→ Problem to work on: Gather all lines in the entries below that include the word "screenshot".

→ Extracted records:
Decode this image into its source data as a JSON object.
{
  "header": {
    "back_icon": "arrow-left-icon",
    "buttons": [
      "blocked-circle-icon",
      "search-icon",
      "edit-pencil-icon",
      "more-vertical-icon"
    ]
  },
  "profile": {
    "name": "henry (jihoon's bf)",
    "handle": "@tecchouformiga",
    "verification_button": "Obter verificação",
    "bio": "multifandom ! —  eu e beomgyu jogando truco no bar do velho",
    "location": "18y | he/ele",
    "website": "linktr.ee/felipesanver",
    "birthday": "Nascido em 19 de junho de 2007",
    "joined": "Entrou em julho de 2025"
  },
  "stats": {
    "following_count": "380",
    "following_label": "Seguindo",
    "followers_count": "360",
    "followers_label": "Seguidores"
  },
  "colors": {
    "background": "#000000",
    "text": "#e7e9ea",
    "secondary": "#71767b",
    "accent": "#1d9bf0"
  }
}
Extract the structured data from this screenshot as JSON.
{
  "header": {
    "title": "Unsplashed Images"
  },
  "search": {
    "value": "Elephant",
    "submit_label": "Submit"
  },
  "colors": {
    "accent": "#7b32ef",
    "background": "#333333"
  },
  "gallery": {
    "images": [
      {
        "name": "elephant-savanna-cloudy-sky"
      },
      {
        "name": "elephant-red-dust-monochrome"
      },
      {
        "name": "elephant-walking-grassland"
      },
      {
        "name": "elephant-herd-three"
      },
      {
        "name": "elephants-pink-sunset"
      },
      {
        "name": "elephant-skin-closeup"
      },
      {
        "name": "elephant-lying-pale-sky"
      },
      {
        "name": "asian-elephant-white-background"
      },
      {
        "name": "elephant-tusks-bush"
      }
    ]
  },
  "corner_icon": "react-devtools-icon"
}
...
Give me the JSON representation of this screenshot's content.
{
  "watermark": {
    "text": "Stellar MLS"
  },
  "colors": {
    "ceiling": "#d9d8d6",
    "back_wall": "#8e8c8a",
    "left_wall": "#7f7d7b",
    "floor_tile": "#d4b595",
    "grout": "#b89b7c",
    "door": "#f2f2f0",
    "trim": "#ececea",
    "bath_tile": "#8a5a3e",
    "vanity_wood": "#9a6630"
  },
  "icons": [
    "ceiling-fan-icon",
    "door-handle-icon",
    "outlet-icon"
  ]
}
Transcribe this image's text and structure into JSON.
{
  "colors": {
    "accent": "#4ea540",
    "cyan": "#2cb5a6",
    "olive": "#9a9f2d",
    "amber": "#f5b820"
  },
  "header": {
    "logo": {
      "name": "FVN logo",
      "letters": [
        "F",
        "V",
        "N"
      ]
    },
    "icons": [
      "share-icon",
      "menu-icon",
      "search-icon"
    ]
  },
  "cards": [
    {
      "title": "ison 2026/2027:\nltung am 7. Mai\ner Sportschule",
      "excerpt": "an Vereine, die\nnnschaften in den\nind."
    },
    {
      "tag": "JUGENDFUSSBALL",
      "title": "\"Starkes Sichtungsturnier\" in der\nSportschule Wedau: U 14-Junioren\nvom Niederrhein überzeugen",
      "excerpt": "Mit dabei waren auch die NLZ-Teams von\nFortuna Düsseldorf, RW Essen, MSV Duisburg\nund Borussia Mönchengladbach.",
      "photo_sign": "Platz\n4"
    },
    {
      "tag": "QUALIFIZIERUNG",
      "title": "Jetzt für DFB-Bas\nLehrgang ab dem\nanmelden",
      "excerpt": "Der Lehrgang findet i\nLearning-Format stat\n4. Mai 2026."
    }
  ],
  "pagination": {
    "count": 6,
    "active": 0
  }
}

→ Completed task:
Extract the structured data from this screenshot as JSON.
Give me the JSON representation of this screenshot's content.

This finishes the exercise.